Show all lines of the listing that hold the word "samazinās".

- _DATA SHOWN_
===============

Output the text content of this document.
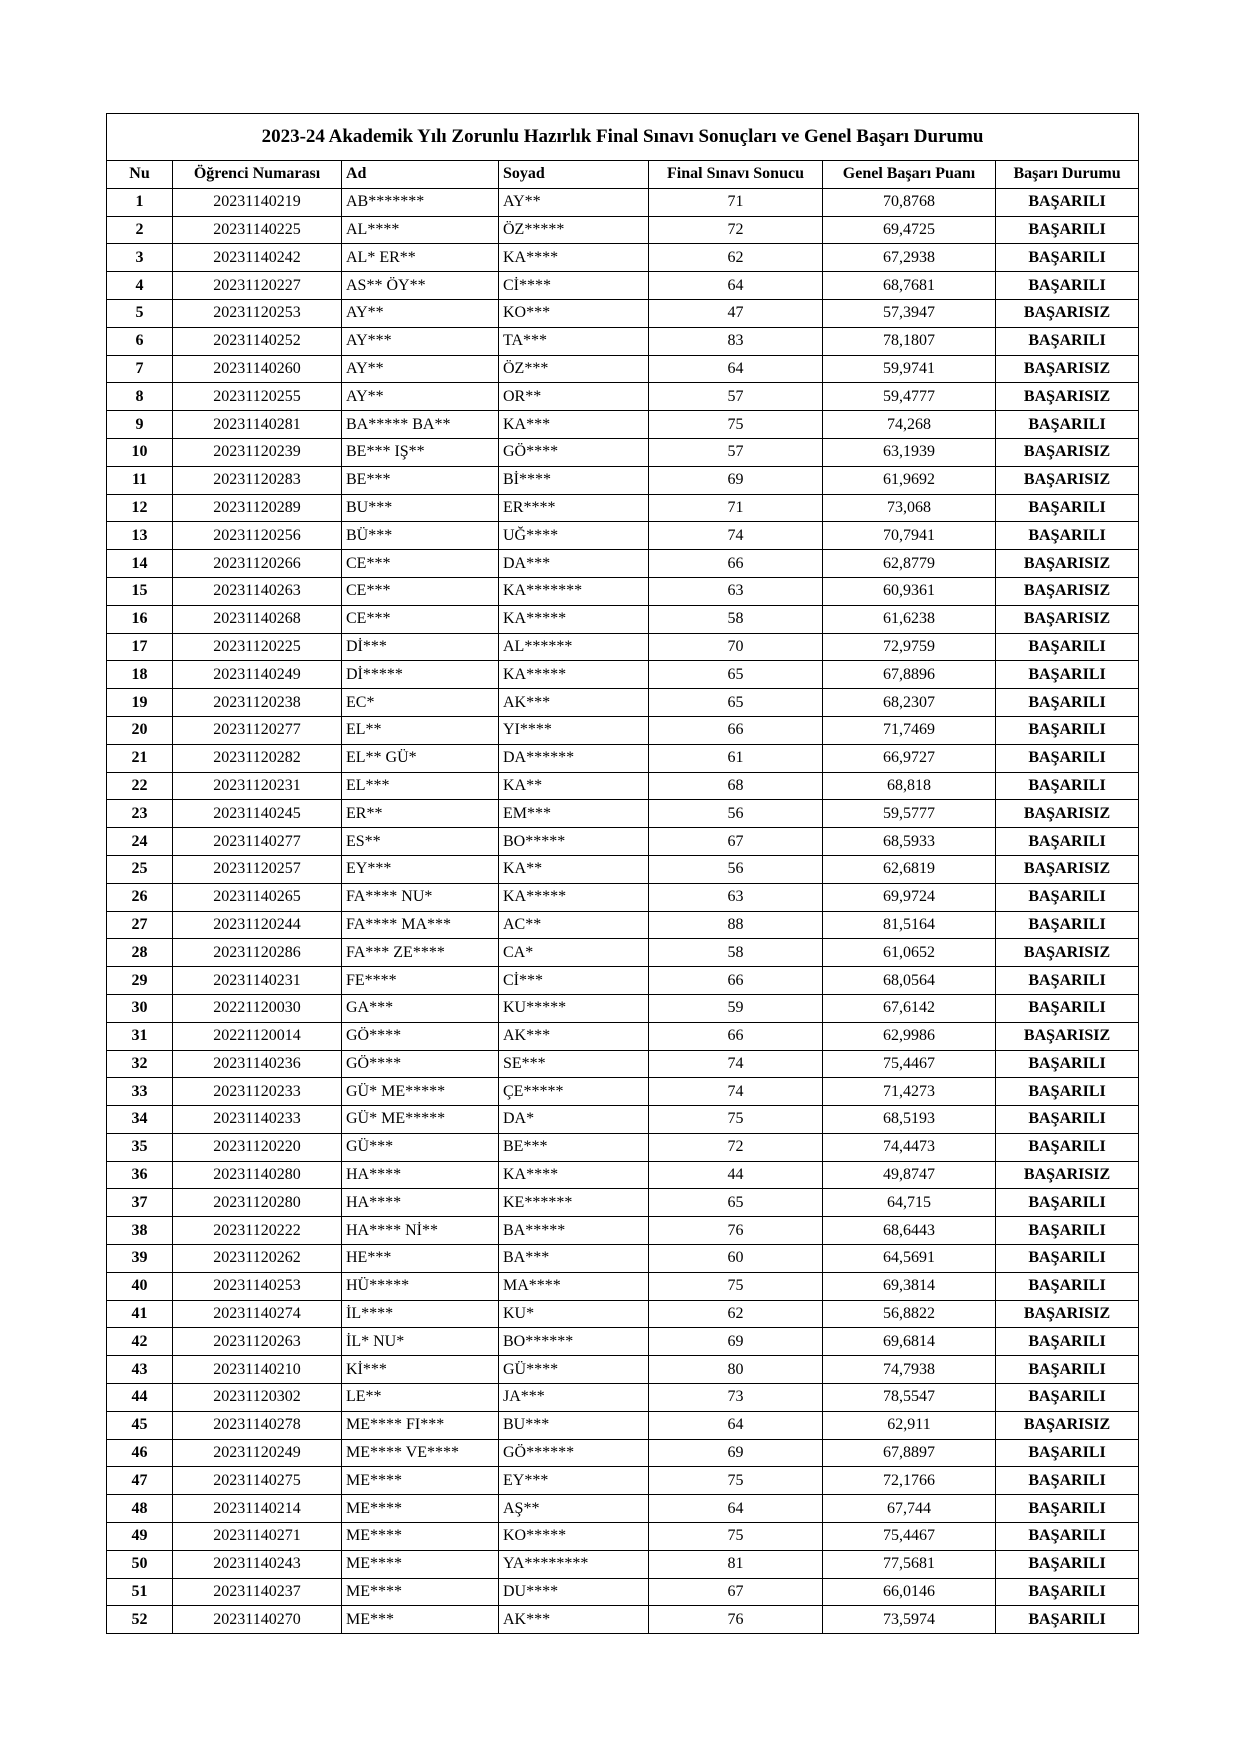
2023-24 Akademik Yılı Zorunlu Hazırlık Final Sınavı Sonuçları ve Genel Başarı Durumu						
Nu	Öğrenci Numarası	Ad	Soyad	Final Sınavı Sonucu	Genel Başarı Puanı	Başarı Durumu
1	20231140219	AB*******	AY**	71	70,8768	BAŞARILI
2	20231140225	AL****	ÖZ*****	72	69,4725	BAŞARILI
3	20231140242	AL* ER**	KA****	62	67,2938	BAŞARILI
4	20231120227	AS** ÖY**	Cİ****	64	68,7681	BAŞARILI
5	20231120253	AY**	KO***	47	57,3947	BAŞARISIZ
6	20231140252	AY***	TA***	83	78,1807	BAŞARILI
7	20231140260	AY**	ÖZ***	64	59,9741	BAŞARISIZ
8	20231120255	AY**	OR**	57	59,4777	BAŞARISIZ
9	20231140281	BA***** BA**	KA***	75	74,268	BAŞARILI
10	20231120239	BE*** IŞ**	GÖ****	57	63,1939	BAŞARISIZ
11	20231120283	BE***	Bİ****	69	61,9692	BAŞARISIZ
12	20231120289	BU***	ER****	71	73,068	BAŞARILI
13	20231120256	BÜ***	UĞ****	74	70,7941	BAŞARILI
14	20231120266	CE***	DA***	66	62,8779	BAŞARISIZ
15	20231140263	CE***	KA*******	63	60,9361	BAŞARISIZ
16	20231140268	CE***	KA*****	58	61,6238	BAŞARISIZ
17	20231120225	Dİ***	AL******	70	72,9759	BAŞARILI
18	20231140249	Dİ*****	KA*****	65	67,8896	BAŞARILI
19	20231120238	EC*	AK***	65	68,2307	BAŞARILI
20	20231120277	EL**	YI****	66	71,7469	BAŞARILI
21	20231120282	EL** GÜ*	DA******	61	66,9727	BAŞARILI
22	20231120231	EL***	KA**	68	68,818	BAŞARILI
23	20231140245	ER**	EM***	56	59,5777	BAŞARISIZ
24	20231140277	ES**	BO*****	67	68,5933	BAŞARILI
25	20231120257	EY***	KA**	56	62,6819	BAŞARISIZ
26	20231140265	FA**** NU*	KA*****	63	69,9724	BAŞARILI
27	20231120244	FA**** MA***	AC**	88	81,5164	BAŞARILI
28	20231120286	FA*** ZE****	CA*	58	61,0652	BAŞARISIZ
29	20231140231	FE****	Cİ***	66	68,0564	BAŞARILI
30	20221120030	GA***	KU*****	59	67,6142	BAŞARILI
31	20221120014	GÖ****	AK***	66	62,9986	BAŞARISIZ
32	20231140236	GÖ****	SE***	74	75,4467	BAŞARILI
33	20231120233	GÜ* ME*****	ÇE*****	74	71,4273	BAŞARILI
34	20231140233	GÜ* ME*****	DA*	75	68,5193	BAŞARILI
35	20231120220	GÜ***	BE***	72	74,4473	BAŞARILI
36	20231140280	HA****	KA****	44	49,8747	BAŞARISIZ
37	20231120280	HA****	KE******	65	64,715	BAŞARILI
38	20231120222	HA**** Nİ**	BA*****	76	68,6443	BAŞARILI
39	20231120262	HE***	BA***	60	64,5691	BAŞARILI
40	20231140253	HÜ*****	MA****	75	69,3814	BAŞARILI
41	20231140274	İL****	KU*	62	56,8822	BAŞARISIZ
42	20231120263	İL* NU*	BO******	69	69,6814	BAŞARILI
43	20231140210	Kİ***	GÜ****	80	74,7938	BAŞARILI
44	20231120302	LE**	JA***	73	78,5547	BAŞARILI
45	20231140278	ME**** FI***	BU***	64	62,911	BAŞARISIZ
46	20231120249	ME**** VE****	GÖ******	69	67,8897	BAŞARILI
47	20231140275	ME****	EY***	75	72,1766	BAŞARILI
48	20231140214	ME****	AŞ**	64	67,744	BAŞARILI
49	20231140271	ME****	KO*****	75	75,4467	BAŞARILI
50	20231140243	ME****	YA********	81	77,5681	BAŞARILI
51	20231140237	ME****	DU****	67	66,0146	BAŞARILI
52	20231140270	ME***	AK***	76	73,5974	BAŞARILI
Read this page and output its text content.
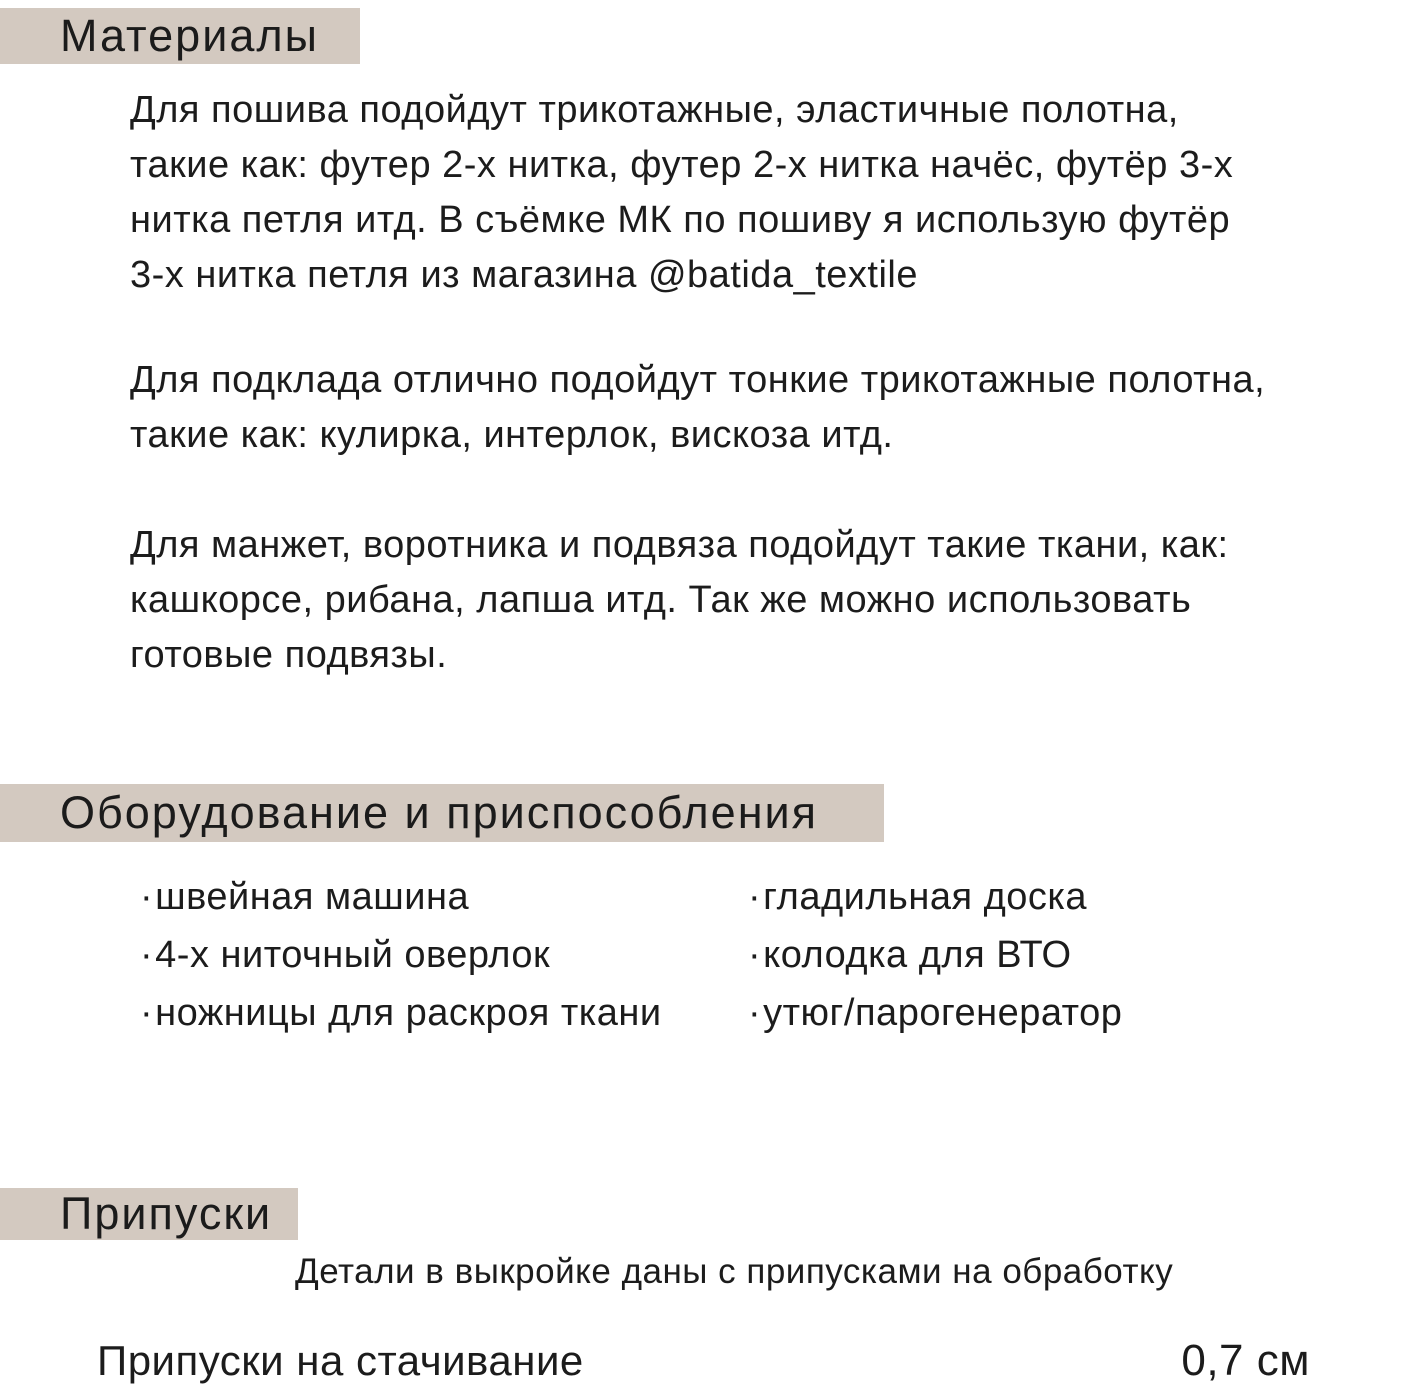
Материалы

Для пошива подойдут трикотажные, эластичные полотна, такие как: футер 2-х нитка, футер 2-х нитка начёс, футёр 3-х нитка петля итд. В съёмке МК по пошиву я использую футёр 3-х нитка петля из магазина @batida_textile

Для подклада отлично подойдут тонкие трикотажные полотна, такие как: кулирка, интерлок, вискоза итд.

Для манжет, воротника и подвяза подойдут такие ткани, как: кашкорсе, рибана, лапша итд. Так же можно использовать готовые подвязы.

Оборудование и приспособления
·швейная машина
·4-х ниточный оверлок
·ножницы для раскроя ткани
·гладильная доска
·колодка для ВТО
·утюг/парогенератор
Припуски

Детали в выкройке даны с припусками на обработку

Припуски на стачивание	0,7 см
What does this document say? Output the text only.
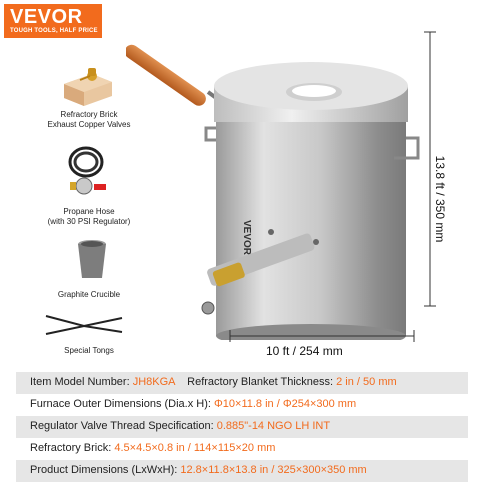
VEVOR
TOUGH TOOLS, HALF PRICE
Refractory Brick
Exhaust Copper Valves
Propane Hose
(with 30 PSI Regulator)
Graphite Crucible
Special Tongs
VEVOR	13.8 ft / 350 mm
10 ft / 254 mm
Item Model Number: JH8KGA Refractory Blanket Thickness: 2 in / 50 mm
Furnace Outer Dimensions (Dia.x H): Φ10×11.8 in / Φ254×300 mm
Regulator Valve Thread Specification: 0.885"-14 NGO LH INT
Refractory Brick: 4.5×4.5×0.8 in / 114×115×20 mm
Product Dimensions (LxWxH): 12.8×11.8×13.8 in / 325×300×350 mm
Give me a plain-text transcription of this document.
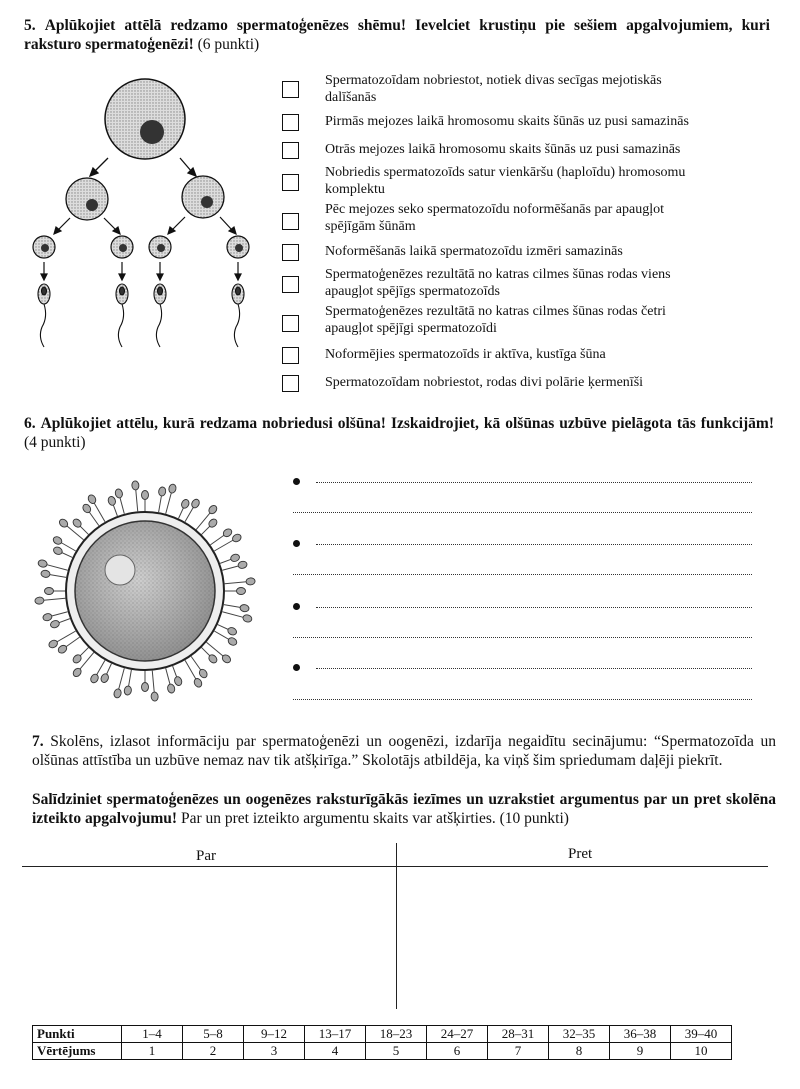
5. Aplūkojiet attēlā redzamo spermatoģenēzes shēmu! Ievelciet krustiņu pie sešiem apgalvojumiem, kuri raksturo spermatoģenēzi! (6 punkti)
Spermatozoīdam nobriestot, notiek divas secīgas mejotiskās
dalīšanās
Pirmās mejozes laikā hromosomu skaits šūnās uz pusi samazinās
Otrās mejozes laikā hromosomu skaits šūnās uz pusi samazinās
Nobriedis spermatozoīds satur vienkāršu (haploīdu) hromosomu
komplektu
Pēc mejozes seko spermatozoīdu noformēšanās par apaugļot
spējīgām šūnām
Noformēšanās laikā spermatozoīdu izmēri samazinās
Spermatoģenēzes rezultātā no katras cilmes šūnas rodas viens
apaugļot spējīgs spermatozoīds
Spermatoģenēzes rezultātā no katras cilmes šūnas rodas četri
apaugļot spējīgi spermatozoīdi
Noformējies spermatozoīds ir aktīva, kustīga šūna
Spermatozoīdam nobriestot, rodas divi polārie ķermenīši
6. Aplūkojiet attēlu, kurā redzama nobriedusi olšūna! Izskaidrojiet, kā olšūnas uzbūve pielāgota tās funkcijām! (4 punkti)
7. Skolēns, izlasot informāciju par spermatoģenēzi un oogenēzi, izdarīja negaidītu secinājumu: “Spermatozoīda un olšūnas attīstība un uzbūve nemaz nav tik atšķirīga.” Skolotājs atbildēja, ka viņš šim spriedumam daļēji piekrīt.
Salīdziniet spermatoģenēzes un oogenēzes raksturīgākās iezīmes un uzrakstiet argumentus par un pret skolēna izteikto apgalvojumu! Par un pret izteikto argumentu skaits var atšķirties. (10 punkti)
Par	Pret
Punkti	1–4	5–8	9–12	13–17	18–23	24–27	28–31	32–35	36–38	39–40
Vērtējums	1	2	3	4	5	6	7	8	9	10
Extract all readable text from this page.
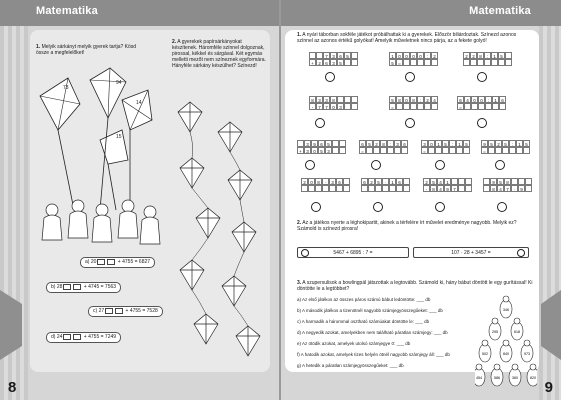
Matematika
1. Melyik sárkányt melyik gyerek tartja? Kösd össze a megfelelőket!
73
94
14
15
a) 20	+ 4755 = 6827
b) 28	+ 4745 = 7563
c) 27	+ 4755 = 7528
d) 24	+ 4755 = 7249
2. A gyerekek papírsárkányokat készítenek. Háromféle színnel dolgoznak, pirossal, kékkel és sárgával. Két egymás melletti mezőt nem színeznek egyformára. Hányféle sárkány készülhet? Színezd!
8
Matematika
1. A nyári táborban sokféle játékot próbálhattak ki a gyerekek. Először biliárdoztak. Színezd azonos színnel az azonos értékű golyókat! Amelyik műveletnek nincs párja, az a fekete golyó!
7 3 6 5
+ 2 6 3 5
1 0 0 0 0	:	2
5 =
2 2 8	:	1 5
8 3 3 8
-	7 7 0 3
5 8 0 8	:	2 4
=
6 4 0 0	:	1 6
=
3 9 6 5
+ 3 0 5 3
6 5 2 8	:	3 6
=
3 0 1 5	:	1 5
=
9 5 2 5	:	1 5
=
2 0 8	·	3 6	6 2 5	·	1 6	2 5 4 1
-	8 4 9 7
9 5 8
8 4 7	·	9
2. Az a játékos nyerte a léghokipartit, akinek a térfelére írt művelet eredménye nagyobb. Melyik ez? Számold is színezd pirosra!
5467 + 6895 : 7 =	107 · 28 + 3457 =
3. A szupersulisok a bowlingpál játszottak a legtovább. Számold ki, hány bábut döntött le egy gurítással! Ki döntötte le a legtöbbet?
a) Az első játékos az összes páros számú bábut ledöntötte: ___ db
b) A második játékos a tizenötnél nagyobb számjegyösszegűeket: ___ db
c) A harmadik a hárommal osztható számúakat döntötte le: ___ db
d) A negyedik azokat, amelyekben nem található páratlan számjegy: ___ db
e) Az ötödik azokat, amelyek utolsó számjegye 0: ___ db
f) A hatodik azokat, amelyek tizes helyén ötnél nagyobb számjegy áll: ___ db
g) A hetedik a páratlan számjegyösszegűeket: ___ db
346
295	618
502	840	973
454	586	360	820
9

===============

- _ANSWER FOR THE TASK_
Pirmās mejozes laikā hromosomu skaits šūnās uz pusi samazinās
Otrās mejozes laikā hromosomu skaits šūnās uz pusi samazinās
Noformēšanās laikā spermatozoīdu izmēri samazinās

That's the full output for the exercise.